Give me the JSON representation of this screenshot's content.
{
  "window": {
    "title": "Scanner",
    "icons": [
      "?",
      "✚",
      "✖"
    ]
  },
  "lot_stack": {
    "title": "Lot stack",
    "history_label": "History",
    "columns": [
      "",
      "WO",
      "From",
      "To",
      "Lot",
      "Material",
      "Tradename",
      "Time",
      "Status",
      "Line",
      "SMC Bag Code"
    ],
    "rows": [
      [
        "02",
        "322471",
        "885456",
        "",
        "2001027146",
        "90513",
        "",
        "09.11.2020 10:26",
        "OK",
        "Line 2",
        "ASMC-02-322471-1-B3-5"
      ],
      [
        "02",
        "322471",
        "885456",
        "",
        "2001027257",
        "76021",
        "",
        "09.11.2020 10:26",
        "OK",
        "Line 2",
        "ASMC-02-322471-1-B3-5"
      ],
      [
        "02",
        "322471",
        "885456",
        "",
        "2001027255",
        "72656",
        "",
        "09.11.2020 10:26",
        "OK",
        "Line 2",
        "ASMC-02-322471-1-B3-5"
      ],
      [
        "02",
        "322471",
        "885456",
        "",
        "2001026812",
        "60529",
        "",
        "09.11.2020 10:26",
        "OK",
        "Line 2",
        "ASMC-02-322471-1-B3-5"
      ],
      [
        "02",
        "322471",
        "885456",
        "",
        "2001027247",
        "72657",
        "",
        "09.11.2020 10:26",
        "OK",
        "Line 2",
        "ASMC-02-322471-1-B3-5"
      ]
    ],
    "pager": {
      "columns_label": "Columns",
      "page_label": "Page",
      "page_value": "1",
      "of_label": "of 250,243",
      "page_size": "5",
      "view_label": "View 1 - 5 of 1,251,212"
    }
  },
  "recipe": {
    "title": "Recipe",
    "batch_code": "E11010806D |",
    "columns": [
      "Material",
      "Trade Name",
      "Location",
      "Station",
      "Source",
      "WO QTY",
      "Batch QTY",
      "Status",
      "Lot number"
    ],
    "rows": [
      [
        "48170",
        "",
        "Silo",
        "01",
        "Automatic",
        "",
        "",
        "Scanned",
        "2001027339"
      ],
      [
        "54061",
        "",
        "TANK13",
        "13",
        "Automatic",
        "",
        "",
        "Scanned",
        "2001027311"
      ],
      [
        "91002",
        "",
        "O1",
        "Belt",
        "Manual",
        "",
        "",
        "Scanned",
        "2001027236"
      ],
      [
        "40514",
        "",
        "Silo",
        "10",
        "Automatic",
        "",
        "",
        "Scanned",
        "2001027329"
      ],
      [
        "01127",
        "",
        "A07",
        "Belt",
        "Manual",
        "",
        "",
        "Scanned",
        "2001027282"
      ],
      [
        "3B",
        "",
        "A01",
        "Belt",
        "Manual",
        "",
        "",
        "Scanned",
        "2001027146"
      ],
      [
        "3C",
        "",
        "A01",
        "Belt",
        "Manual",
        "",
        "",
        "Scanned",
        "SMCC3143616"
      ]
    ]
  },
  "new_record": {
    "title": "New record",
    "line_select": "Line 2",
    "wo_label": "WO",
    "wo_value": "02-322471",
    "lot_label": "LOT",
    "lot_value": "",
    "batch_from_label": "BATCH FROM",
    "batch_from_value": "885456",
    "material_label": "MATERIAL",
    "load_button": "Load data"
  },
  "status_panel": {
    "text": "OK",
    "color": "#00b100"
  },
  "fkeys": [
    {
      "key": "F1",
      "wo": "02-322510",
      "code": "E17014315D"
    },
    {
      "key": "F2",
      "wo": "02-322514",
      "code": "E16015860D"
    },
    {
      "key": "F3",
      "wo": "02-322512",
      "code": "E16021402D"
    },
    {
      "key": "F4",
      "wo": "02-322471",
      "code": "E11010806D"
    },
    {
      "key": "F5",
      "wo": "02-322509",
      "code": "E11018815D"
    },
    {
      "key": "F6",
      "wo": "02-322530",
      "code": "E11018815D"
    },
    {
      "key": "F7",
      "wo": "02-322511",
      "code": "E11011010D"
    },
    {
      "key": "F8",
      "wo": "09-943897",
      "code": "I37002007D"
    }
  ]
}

* * * * * * * * *

### EXERCISE GOAL
Copy every line of the listing containing the string "title".

### EXERCISE SOLUTION
    "title": "Scanner",
    "title": "Lot stack",
    "title": "Recipe",
    "title": "New record",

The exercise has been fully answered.